Print all of the data exactly as written.

## Figure contents as structured data
>> BEGIN
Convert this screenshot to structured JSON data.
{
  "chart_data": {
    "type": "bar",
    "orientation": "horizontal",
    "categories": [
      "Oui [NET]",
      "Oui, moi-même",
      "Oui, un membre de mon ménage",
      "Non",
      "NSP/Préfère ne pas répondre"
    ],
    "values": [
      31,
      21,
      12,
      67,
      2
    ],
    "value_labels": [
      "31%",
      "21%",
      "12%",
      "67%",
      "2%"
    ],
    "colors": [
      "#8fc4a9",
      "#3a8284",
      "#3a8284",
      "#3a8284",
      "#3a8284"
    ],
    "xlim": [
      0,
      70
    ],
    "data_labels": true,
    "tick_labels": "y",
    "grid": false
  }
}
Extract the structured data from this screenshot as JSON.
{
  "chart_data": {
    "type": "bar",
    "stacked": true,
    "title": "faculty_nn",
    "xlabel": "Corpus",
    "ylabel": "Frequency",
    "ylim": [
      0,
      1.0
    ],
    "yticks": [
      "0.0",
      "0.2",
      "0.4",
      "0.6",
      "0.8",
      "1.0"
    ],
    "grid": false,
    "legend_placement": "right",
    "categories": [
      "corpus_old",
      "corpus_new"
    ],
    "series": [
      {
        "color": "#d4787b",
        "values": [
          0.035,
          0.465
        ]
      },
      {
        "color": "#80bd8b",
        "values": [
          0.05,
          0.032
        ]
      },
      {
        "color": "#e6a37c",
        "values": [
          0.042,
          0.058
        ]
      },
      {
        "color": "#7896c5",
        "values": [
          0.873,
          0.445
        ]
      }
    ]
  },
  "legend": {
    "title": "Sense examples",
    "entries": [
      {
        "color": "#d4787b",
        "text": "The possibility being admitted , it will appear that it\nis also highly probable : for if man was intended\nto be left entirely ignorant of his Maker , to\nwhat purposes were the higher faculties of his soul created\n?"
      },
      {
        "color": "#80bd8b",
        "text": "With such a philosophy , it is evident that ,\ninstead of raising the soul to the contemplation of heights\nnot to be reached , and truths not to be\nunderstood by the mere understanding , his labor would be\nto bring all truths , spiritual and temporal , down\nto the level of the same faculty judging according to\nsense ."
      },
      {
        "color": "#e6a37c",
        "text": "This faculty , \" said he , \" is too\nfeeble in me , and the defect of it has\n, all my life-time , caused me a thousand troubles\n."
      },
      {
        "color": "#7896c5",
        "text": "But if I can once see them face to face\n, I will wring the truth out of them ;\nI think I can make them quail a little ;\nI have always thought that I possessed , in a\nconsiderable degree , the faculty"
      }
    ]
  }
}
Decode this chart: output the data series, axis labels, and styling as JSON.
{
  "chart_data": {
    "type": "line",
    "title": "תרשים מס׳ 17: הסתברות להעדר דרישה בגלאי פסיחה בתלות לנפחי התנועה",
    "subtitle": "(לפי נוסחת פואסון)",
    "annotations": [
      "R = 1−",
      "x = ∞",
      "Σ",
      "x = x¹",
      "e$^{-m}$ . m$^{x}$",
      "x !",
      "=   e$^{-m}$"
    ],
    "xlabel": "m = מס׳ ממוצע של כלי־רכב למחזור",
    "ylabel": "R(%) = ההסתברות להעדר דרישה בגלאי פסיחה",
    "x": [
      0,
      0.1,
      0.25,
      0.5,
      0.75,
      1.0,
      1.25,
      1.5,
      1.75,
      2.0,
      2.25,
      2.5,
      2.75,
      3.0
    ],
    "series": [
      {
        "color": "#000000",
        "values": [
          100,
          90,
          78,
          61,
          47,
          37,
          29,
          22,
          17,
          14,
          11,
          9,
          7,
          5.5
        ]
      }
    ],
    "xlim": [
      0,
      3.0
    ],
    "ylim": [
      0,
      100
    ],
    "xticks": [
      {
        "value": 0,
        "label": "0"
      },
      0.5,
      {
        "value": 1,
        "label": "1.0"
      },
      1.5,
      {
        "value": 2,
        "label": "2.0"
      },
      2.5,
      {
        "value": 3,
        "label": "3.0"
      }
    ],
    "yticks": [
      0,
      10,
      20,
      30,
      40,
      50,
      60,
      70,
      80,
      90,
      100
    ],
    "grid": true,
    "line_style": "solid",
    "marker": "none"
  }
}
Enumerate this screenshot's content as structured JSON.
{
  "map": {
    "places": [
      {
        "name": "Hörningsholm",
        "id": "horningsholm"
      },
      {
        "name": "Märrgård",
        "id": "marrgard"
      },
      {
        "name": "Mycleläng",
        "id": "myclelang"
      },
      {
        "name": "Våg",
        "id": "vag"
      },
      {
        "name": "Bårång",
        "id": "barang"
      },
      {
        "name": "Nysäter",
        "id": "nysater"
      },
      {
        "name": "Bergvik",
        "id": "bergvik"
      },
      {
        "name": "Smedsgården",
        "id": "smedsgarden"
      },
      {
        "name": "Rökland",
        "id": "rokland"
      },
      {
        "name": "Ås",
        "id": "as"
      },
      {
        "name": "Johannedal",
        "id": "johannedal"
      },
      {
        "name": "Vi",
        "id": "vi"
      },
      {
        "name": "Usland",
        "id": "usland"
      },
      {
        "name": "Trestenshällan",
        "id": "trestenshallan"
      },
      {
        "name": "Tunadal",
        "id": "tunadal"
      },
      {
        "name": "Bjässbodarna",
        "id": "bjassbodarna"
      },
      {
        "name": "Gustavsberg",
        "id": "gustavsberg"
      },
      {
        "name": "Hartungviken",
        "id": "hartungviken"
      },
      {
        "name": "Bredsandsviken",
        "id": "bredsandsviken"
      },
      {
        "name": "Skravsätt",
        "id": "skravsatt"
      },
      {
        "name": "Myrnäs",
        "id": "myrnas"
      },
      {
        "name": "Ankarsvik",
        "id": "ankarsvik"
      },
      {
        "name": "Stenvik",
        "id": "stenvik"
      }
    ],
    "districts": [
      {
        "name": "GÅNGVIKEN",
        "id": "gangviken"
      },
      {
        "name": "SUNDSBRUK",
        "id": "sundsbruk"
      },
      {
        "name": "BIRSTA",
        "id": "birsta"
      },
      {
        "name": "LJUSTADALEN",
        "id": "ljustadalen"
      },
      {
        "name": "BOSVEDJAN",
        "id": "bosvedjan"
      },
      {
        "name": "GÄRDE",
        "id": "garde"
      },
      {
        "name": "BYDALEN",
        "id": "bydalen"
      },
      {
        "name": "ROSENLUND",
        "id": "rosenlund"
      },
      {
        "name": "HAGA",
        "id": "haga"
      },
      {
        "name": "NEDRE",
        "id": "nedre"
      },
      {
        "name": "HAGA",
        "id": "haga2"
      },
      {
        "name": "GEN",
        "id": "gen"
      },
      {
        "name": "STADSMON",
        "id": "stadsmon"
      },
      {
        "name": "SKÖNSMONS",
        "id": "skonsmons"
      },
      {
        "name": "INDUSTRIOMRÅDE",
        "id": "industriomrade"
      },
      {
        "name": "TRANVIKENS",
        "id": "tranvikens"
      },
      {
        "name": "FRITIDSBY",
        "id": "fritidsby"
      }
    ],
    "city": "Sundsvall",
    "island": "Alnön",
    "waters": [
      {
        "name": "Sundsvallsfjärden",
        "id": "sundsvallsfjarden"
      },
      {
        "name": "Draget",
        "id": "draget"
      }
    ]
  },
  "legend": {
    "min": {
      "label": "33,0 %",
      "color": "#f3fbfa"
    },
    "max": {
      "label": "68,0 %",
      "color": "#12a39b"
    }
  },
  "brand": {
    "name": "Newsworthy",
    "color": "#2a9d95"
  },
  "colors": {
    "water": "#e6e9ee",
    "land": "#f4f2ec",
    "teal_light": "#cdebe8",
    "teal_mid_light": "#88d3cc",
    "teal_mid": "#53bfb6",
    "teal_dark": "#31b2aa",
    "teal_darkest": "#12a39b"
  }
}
>> END
## Answer for this exercise
Convert this screenshot to structured JSON data.
{
  "chart_data": {
    "type": "bar",
    "orientation": "horizontal",
    "categories": [
      "Oui [NET]",
      "Oui, moi-même",
      "Oui, un membre de mon ménage",
      "Non",
      "NSP/Préfère ne pas répondre"
    ],
    "values": [
      31,
      21,
      12,
      67,
      2
    ],
    "value_labels": [
      "31%",
      "21%",
      "12%",
      "67%",
      "2%"
    ],
    "colors": [
      "#8fc4a9",
      "#3a8284",
      "#3a8284",
      "#3a8284",
      "#3a8284"
    ],
    "xlim": [
      0,
      70
    ],
    "data_labels": true,
    "tick_labels": "y",
    "grid": false
  }
}
Extract the structured data from this screenshot as JSON.
{
  "chart_data": {
    "type": "bar",
    "stacked": true,
    "title": "faculty_nn",
    "xlabel": "Corpus",
    "ylabel": "Frequency",
    "ylim": [
      0,
      1.0
    ],
    "yticks": [
      "0.0",
      "0.2",
      "0.4",
      "0.6",
      "0.8",
      "1.0"
    ],
    "grid": false,
    "legend_placement": "right",
    "categories": [
      "corpus_old",
      "corpus_new"
    ],
    "series": [
      {
        "color": "#d4787b",
        "values": [
          0.035,
          0.465
        ]
      },
      {
        "color": "#80bd8b",
        "values": [
          0.05,
          0.032
        ]
      },
      {
        "color": "#e6a37c",
        "values": [
          0.042,
          0.058
        ]
      },
      {
        "color": "#7896c5",
        "values": [
          0.873,
          0.445
        ]
      }
    ]
  },
  "legend": {
    "title": "Sense examples",
    "entries": [
      {
        "color": "#d4787b",
        "text": "The possibility being admitted , it will appear that it\nis also highly probable : for if man was intended\nto be left entirely ignorant of his Maker , to\nwhat purposes were the higher faculties of his soul created\n?"
      },
      {
        "color": "#80bd8b",
        "text": "With such a philosophy , it is evident that ,\ninstead of raising the soul to the contemplation of heights\nnot to be reached , and truths not to be\nunderstood by the mere understanding , his labor would be\nto bring all truths , spiritual and temporal , down\nto the level of the same faculty judging according to\nsense ."
      },
      {
        "color": "#e6a37c",
        "text": "This faculty , \" said he , \" is too\nfeeble in me , and the defect of it has\n, all my life-time , caused me a thousand troubles\n."
      },
      {
        "color": "#7896c5",
        "text": "But if I can once see them face to face\n, I will wring the truth out of them ;\nI think I can make them quail a little ;\nI have always thought that I possessed , in a\nconsiderable degree , the faculty"
      }
    ]
  }
}
Decode this chart: output the data series, axis labels, and styling as JSON.
{
  "chart_data": {
    "type": "line",
    "title": "תרשים מס׳ 17: הסתברות להעדר דרישה בגלאי פסיחה בתלות לנפחי התנועה",
    "subtitle": "(לפי נוסחת פואסון)",
    "annotations": [
      "R = 1−",
      "x = ∞",
      "Σ",
      "x = x¹",
      "e$^{-m}$ . m$^{x}$",
      "x !",
      "=   e$^{-m}$"
    ],
    "xlabel": "m = מס׳ ממוצע של כלי־רכב למחזור",
    "ylabel": "R(%) = ההסתברות להעדר דרישה בגלאי פסיחה",
    "x": [
      0,
      0.1,
      0.25,
      0.5,
      0.75,
      1.0,
      1.25,
      1.5,
      1.75,
      2.0,
      2.25,
      2.5,
      2.75,
      3.0
    ],
    "series": [
      {
        "color": "#000000",
        "values": [
          100,
          90,
          78,
          61,
          47,
          37,
          29,
          22,
          17,
          14,
          11,
          9,
          7,
          5.5
        ]
      }
    ],
    "xlim": [
      0,
      3.0
    ],
    "ylim": [
      0,
      100
    ],
    "xticks": [
      {
        "value": 0,
        "label": "0"
      },
      0.5,
      {
        "value": 1,
        "label": "1.0"
      },
      1.5,
      {
        "value": 2,
        "label": "2.0"
      },
      2.5,
      {
        "value": 3,
        "label": "3.0"
      }
    ],
    "yticks": [
      0,
      10,
      20,
      30,
      40,
      50,
      60,
      70,
      80,
      90,
      100
    ],
    "grid": true,
    "line_style": "solid",
    "marker": "none"
  }
}
Enumerate this screenshot's content as structured JSON.
{
  "map": {
    "places": [
      {
        "name": "Hörningsholm",
        "id": "horningsholm"
      },
      {
        "name": "Märrgård",
        "id": "marrgard"
      },
      {
        "name": "Mycleläng",
        "id": "myclelang"
      },
      {
        "name": "Våg",
        "id": "vag"
      },
      {
        "name": "Bårång",
        "id": "barang"
      },
      {
        "name": "Nysäter",
        "id": "nysater"
      },
      {
        "name": "Bergvik",
        "id": "bergvik"
      },
      {
        "name": "Smedsgården",
        "id": "smedsgarden"
      },
      {
        "name": "Rökland",
        "id": "rokland"
      },
      {
        "name": "Ås",
        "id": "as"
      },
      {
        "name": "Johannedal",
        "id": "johannedal"
      },
      {
        "name": "Vi",
        "id": "vi"
      },
      {
        "name": "Usland",
        "id": "usland"
      },
      {
        "name": "Trestenshällan",
        "id": "trestenshallan"
      },
      {
        "name": "Tunadal",
        "id": "tunadal"
      },
      {
        "name": "Bjässbodarna",
        "id": "bjassbodarna"
      },
      {
        "name": "Gustavsberg",
        "id": "gustavsberg"
      },
      {
        "name": "Hartungviken",
        "id": "hartungviken"
      },
      {
        "name": "Bredsandsviken",
        "id": "bredsandsviken"
      },
      {
        "name": "Skravsätt",
        "id": "skravsatt"
      },
      {
        "name": "Myrnäs",
        "id": "myrnas"
      },
      {
        "name": "Ankarsvik",
        "id": "ankarsvik"
      },
      {
        "name": "Stenvik",
        "id": "stenvik"
      }
    ],
    "districts": [
      {
        "name": "GÅNGVIKEN",
        "id": "gangviken"
      },
      {
        "name": "SUNDSBRUK",
        "id": "sundsbruk"
      },
      {
        "name": "BIRSTA",
        "id": "birsta"
      },
      {
        "name": "LJUSTADALEN",
        "id": "ljustadalen"
      },
      {
        "name": "BOSVEDJAN",
        "id": "bosvedjan"
      },
      {
        "name": "GÄRDE",
        "id": "garde"
      },
      {
        "name": "BYDALEN",
        "id": "bydalen"
      },
      {
        "name": "ROSENLUND",
        "id": "rosenlund"
      },
      {
        "name": "HAGA",
        "id": "haga"
      },
      {
        "name": "NEDRE",
        "id": "nedre"
      },
      {
        "name": "HAGA",
        "id": "haga2"
      },
      {
        "name": "GEN",
        "id": "gen"
      },
      {
        "name": "STADSMON",
        "id": "stadsmon"
      },
      {
        "name": "SKÖNSMONS",
        "id": "skonsmons"
      },
      {
        "name": "INDUSTRIOMRÅDE",
        "id": "industriomrade"
      },
      {
        "name": "TRANVIKENS",
        "id": "tranvikens"
      },
      {
        "name": "FRITIDSBY",
        "id": "fritidsby"
      }
    ],
    "city": "Sundsvall",
    "island": "Alnön",
    "waters": [
      {
        "name": "Sundsvallsfjärden",
        "id": "sundsvallsfjarden"
      },
      {
        "name": "Draget",
        "id": "draget"
      }
    ]
  },
  "legend": {
    "min": {
      "label": "33,0 %",
      "color": "#f3fbfa"
    },
    "max": {
      "label": "68,0 %",
      "color": "#12a39b"
    }
  },
  "brand": {
    "name": "Newsworthy",
    "color": "#2a9d95"
  },
  "colors": {
    "water": "#e6e9ee",
    "land": "#f4f2ec",
    "teal_light": "#cdebe8",
    "teal_mid_light": "#88d3cc",
    "teal_mid": "#53bfb6",
    "teal_dark": "#31b2aa",
    "teal_darkest": "#12a39b"
  }
}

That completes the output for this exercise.